### Required work
Each line of the material below should be reproduced exactly.

Entries from a dataset:
::::::::::
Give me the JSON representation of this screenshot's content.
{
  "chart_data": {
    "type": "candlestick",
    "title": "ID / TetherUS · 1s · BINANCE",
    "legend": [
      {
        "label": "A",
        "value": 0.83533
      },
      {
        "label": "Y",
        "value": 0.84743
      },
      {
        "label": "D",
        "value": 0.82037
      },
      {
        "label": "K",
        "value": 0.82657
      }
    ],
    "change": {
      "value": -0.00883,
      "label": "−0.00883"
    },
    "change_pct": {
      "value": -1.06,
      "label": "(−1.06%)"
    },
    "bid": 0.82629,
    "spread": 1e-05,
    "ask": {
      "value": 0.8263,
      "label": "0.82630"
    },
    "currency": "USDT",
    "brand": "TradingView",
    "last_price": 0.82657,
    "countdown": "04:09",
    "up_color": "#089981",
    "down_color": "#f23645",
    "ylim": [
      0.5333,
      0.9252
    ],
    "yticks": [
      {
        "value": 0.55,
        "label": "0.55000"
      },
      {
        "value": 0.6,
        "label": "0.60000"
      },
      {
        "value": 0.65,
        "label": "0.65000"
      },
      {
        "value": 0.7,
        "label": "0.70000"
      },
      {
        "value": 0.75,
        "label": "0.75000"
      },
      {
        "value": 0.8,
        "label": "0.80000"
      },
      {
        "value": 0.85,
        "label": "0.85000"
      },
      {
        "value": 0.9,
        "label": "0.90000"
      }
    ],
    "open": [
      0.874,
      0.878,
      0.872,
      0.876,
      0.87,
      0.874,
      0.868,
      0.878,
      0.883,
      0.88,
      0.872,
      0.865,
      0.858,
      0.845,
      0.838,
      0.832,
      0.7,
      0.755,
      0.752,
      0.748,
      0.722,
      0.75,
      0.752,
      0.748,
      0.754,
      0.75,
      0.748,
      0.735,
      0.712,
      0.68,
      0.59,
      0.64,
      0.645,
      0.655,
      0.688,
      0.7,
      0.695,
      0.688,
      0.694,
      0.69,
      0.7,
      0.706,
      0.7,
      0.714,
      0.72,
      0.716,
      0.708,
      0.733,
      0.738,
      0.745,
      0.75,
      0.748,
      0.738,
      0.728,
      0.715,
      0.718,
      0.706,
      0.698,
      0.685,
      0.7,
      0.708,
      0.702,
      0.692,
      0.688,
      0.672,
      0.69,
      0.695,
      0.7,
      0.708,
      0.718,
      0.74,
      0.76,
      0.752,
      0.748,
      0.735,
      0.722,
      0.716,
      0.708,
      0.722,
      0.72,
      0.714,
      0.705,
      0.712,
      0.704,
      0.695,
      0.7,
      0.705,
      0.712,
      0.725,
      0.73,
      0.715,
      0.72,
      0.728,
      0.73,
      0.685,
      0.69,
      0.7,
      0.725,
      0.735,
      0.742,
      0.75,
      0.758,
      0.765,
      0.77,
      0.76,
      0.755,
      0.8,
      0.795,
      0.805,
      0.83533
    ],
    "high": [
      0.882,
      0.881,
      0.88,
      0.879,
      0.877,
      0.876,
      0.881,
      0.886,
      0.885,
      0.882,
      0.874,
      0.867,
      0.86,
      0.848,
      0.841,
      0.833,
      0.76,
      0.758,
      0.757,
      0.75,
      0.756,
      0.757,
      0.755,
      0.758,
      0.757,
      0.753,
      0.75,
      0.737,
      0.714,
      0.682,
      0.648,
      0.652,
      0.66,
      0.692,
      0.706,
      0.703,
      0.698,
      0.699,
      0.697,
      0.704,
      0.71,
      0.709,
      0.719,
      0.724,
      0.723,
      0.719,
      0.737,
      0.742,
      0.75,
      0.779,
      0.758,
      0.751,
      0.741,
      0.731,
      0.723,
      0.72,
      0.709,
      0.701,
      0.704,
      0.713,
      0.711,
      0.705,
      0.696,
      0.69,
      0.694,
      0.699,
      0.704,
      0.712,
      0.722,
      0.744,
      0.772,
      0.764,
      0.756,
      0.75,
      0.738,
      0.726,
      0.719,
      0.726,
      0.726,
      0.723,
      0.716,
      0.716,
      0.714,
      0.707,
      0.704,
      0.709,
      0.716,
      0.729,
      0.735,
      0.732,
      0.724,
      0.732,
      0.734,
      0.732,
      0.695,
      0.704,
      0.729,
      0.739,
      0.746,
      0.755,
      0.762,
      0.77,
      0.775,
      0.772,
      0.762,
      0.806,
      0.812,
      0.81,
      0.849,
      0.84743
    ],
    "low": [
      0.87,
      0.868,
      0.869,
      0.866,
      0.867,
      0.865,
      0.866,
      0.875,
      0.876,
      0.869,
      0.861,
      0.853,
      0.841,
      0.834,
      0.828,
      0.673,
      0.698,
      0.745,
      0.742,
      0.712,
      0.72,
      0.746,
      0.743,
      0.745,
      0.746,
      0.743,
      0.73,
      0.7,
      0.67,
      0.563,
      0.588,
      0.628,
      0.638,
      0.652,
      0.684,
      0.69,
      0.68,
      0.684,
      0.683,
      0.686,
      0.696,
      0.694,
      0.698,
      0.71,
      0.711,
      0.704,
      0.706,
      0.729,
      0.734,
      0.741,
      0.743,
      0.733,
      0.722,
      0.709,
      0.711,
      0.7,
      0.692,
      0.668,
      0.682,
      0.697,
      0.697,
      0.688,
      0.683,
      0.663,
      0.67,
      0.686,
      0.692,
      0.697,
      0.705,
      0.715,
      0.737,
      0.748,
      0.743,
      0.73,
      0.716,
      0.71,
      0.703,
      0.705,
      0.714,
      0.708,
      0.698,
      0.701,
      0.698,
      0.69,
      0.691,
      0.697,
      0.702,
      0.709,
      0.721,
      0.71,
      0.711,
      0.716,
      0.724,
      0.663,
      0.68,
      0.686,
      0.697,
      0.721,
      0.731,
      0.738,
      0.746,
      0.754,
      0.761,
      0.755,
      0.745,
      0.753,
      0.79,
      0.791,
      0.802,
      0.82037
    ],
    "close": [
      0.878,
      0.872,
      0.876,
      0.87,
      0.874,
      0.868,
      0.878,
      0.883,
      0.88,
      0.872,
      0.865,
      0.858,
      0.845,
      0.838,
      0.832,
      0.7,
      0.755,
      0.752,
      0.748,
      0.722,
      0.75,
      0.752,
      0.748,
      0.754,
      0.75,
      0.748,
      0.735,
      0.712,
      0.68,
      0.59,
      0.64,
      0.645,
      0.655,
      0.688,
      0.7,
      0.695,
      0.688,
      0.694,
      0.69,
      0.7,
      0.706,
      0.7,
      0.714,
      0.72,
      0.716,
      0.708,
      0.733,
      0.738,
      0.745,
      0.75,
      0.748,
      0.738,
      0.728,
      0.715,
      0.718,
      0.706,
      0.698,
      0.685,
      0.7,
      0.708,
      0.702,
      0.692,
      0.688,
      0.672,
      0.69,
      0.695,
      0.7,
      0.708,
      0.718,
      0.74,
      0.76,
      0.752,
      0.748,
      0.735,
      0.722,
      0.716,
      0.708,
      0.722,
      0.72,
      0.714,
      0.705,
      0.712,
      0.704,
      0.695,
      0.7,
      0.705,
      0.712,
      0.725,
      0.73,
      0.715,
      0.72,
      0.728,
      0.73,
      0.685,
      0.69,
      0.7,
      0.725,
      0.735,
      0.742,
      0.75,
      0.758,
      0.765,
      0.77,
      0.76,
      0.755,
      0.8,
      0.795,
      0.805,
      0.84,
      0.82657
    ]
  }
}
::::::::::
### Finished task
Give me the JSON representation of this screenshot's content.
{
  "chart_data": {
    "type": "candlestick",
    "title": "ID / TetherUS · 1s · BINANCE",
    "legend": [
      {
        "label": "A",
        "value": 0.83533
      },
      {
        "label": "Y",
        "value": 0.84743
      },
      {
        "label": "D",
        "value": 0.82037
      },
      {
        "label": "K",
        "value": 0.82657
      }
    ],
    "change": {
      "value": -0.00883,
      "label": "−0.00883"
    },
    "change_pct": {
      "value": -1.06,
      "label": "(−1.06%)"
    },
    "bid": 0.82629,
    "spread": 1e-05,
    "ask": {
      "value": 0.8263,
      "label": "0.82630"
    },
    "currency": "USDT",
    "brand": "TradingView",
    "last_price": 0.82657,
    "countdown": "04:09",
    "up_color": "#089981",
    "down_color": "#f23645",
    "ylim": [
      0.5333,
      0.9252
    ],
    "yticks": [
      {
        "value": 0.55,
        "label": "0.55000"
      },
      {
        "value": 0.6,
        "label": "0.60000"
      },
      {
        "value": 0.65,
        "label": "0.65000"
      },
      {
        "value": 0.7,
        "label": "0.70000"
      },
      {
        "value": 0.75,
        "label": "0.75000"
      },
      {
        "value": 0.8,
        "label": "0.80000"
      },
      {
        "value": 0.85,
        "label": "0.85000"
      },
      {
        "value": 0.9,
        "label": "0.90000"
      }
    ],
    "open": [
      0.874,
      0.878,
      0.872,
      0.876,
      0.87,
      0.874,
      0.868,
      0.878,
      0.883,
      0.88,
      0.872,
      0.865,
      0.858,
      0.845,
      0.838,
      0.832,
      0.7,
      0.755,
      0.752,
      0.748,
      0.722,
      0.75,
      0.752,
      0.748,
      0.754,
      0.75,
      0.748,
      0.735,
      0.712,
      0.68,
      0.59,
      0.64,
      0.645,
      0.655,
      0.688,
      0.7,
      0.695,
      0.688,
      0.694,
      0.69,
      0.7,
      0.706,
      0.7,
      0.714,
      0.72,
      0.716,
      0.708,
      0.733,
      0.738,
      0.745,
      0.75,
      0.748,
      0.738,
      0.728,
      0.715,
      0.718,
      0.706,
      0.698,
      0.685,
      0.7,
      0.708,
      0.702,
      0.692,
      0.688,
      0.672,
      0.69,
      0.695,
      0.7,
      0.708,
      0.718,
      0.74,
      0.76,
      0.752,
      0.748,
      0.735,
      0.722,
      0.716,
      0.708,
      0.722,
      0.72,
      0.714,
      0.705,
      0.712,
      0.704,
      0.695,
      0.7,
      0.705,
      0.712,
      0.725,
      0.73,
      0.715,
      0.72,
      0.728,
      0.73,
      0.685,
      0.69,
      0.7,
      0.725,
      0.735,
      0.742,
      0.75,
      0.758,
      0.765,
      0.77,
      0.76,
      0.755,
      0.8,
      0.795,
      0.805,
      0.83533
    ],
    "high": [
      0.882,
      0.881,
      0.88,
      0.879,
      0.877,
      0.876,
      0.881,
      0.886,
      0.885,
      0.882,
      0.874,
      0.867,
      0.86,
      0.848,
      0.841,
      0.833,
      0.76,
      0.758,
      0.757,
      0.75,
      0.756,
      0.757,
      0.755,
      0.758,
      0.757,
      0.753,
      0.75,
      0.737,
      0.714,
      0.682,
      0.648,
      0.652,
      0.66,
      0.692,
      0.706,
      0.703,
      0.698,
      0.699,
      0.697,
      0.704,
      0.71,
      0.709,
      0.719,
      0.724,
      0.723,
      0.719,
      0.737,
      0.742,
      0.75,
      0.779,
      0.758,
      0.751,
      0.741,
      0.731,
      0.723,
      0.72,
      0.709,
      0.701,
      0.704,
      0.713,
      0.711,
      0.705,
      0.696,
      0.69,
      0.694,
      0.699,
      0.704,
      0.712,
      0.722,
      0.744,
      0.772,
      0.764,
      0.756,
      0.75,
      0.738,
      0.726,
      0.719,
      0.726,
      0.726,
      0.723,
      0.716,
      0.716,
      0.714,
      0.707,
      0.704,
      0.709,
      0.716,
      0.729,
      0.735,
      0.732,
      0.724,
      0.732,
      0.734,
      0.732,
      0.695,
      0.704,
      0.729,
      0.739,
      0.746,
      0.755,
      0.762,
      0.77,
      0.775,
      0.772,
      0.762,
      0.806,
      0.812,
      0.81,
      0.849,
      0.84743
    ],
    "low": [
      0.87,
      0.868,
      0.869,
      0.866,
      0.867,
      0.865,
      0.866,
      0.875,
      0.876,
      0.869,
      0.861,
      0.853,
      0.841,
      0.834,
      0.828,
      0.673,
      0.698,
      0.745,
      0.742,
      0.712,
      0.72,
      0.746,
      0.743,
      0.745,
      0.746,
      0.743,
      0.73,
      0.7,
      0.67,
      0.563,
      0.588,
      0.628,
      0.638,
      0.652,
      0.684,
      0.69,
      0.68,
      0.684,
      0.683,
      0.686,
      0.696,
      0.694,
      0.698,
      0.71,
      0.711,
      0.704,
      0.706,
      0.729,
      0.734,
      0.741,
      0.743,
      0.733,
      0.722,
      0.709,
      0.711,
      0.7,
      0.692,
      0.668,
      0.682,
      0.697,
      0.697,
      0.688,
      0.683,
      0.663,
      0.67,
      0.686,
      0.692,
      0.697,
      0.705,
      0.715,
      0.737,
      0.748,
      0.743,
      0.73,
      0.716,
      0.71,
      0.703,
      0.705,
      0.714,
      0.708,
      0.698,
      0.701,
      0.698,
      0.69,
      0.691,
      0.697,
      0.702,
      0.709,
      0.721,
      0.71,
      0.711,
      0.716,
      0.724,
      0.663,
      0.68,
      0.686,
      0.697,
      0.721,
      0.731,
      0.738,
      0.746,
      0.754,
      0.761,
      0.755,
      0.745,
      0.753,
      0.79,
      0.791,
      0.802,
      0.82037
    ],
    "close": [
      0.878,
      0.872,
      0.876,
      0.87,
      0.874,
      0.868,
      0.878,
      0.883,
      0.88,
      0.872,
      0.865,
      0.858,
      0.845,
      0.838,
      0.832,
      0.7,
      0.755,
      0.752,
      0.748,
      0.722,
      0.75,
      0.752,
      0.748,
      0.754,
      0.75,
      0.748,
      0.735,
      0.712,
      0.68,
      0.59,
      0.64,
      0.645,
      0.655,
      0.688,
      0.7,
      0.695,
      0.688,
      0.694,
      0.69,
      0.7,
      0.706,
      0.7,
      0.714,
      0.72,
      0.716,
      0.708,
      0.733,
      0.738,
      0.745,
      0.75,
      0.748,
      0.738,
      0.728,
      0.715,
      0.718,
      0.706,
      0.698,
      0.685,
      0.7,
      0.708,
      0.702,
      0.692,
      0.688,
      0.672,
      0.69,
      0.695,
      0.7,
      0.708,
      0.718,
      0.74,
      0.76,
      0.752,
      0.748,
      0.735,
      0.722,
      0.716,
      0.708,
      0.722,
      0.72,
      0.714,
      0.705,
      0.712,
      0.704,
      0.695,
      0.7,
      0.705,
      0.712,
      0.725,
      0.73,
      0.715,
      0.72,
      0.728,
      0.73,
      0.685,
      0.69,
      0.7,
      0.725,
      0.735,
      0.742,
      0.75,
      0.758,
      0.765,
      0.77,
      0.76,
      0.755,
      0.8,
      0.795,
      0.805,
      0.84,
      0.82657
    ]
  }
}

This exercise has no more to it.